Rows from a layout dataset:
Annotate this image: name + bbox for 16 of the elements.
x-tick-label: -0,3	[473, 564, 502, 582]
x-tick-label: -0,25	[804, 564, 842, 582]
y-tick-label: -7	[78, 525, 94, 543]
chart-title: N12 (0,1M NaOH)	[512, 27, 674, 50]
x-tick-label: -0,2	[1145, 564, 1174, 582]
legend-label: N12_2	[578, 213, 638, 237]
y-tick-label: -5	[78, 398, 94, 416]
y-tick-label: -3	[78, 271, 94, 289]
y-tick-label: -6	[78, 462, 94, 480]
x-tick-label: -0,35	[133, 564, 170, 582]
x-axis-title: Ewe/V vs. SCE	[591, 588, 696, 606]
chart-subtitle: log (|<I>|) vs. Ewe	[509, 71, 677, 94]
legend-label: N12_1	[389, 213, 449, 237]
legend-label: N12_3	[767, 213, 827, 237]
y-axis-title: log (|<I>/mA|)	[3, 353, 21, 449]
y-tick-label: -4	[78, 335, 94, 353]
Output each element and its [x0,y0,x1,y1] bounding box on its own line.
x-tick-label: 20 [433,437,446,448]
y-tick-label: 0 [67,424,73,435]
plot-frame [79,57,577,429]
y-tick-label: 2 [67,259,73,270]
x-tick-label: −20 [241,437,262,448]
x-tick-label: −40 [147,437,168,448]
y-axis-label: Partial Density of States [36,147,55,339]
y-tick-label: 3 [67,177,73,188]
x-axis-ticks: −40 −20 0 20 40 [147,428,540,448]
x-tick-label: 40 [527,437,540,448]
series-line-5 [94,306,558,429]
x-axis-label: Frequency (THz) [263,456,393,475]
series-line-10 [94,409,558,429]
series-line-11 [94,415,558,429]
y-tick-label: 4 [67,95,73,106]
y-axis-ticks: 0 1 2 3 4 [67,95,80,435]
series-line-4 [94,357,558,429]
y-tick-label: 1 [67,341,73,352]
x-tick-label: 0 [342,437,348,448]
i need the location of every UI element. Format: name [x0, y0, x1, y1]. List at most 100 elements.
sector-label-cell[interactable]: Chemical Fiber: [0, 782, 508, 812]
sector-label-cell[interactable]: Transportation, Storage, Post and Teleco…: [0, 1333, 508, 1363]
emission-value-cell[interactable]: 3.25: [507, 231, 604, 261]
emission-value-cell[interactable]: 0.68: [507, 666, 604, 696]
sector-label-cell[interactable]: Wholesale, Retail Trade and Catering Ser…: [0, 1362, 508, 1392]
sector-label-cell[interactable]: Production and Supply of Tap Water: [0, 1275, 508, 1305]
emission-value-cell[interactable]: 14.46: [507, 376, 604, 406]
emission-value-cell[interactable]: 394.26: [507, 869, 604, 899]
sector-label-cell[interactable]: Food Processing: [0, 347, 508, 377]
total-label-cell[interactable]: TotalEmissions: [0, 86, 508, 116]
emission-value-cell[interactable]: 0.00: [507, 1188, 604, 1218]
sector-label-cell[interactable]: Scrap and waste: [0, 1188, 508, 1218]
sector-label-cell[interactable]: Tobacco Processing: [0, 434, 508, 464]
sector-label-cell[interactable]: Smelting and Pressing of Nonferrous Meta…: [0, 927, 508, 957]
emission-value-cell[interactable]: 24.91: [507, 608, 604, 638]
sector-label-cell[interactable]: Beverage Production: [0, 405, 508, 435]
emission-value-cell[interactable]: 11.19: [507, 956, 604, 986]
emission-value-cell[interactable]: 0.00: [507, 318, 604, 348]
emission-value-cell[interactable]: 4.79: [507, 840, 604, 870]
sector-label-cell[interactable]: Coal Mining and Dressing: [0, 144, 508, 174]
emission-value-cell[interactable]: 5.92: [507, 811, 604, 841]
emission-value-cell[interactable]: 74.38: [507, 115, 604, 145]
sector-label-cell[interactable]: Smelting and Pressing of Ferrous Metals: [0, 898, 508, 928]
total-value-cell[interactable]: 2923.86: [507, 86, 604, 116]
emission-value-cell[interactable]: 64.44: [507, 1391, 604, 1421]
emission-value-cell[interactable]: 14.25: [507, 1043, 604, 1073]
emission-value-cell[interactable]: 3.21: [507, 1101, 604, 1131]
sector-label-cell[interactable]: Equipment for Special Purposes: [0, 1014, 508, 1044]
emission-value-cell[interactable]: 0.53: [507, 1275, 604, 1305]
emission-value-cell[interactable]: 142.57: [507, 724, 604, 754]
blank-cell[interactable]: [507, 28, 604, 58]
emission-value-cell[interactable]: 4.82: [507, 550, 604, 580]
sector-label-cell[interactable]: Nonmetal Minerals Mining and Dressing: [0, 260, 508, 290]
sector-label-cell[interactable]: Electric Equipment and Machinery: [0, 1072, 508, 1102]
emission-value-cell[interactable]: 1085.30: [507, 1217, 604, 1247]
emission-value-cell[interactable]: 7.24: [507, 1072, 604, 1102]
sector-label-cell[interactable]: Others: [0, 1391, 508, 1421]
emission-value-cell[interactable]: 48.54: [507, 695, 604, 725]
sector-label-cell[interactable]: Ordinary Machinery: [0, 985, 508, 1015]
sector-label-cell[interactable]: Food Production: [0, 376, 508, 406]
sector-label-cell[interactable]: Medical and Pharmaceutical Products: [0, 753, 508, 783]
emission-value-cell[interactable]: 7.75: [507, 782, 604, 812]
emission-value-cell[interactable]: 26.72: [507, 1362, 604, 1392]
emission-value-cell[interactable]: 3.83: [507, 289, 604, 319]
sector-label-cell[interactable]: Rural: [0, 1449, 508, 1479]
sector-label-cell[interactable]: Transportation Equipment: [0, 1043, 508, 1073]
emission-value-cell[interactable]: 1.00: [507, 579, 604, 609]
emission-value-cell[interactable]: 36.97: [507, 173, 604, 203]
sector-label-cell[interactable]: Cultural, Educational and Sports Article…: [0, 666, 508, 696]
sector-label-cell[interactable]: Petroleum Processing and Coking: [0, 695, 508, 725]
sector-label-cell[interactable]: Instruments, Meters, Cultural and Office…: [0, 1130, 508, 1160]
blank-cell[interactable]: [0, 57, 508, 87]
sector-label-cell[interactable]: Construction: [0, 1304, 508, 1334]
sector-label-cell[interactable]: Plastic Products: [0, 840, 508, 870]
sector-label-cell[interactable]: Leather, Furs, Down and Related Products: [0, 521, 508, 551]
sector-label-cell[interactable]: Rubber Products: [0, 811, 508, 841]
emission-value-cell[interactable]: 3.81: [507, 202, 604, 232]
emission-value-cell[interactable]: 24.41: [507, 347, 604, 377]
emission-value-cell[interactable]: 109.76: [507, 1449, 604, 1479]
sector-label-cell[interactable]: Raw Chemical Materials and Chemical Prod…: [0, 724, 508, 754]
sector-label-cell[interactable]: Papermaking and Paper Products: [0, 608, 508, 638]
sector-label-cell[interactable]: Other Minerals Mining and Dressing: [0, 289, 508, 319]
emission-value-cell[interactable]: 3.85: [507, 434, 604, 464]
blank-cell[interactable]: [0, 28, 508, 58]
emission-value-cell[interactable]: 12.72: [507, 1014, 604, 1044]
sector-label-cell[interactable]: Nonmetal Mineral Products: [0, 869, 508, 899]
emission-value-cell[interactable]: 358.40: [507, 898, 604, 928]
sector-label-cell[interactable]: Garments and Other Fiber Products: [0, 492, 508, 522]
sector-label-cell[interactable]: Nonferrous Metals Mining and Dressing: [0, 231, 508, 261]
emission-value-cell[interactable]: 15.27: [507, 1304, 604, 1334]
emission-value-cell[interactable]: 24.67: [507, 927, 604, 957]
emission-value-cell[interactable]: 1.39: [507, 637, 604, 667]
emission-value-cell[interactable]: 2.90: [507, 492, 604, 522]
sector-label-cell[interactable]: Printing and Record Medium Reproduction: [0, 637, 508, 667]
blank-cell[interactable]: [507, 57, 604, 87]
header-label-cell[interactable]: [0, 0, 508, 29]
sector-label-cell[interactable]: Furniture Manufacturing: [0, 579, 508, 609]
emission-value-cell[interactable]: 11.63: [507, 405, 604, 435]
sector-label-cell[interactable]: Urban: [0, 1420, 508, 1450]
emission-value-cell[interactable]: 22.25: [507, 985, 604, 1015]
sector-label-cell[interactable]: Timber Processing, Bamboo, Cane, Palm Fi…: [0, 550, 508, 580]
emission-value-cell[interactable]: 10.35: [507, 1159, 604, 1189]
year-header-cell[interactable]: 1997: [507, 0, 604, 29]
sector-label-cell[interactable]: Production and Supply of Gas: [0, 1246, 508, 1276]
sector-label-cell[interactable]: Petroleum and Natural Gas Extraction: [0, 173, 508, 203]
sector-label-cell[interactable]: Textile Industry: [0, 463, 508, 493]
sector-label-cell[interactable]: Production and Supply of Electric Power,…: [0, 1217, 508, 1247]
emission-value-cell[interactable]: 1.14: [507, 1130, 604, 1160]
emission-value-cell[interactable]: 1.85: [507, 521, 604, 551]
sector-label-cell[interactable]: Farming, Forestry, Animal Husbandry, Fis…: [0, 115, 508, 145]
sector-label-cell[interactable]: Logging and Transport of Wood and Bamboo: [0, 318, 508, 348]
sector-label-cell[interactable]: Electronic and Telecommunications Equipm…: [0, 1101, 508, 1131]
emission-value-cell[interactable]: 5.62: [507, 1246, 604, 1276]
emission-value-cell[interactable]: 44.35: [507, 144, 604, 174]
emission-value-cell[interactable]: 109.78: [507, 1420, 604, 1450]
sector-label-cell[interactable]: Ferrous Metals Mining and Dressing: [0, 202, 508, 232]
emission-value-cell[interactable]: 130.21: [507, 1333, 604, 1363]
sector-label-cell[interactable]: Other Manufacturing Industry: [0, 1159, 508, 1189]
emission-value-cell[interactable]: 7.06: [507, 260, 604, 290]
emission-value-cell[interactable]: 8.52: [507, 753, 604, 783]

*Do this*: List, copied in full, every line of the data above that contains the word "Equipment". Case counts in the match.

*Result of the task*:
sector-label-cell[interactable]: Equipment for Special Purposes: [0, 1014, 508, 1044]
sector-label-cell[interactable]: Electric Equipment and Machinery: [0, 1072, 508, 1102]
sector-label-cell[interactable]: Transportation Equipment: [0, 1043, 508, 1073]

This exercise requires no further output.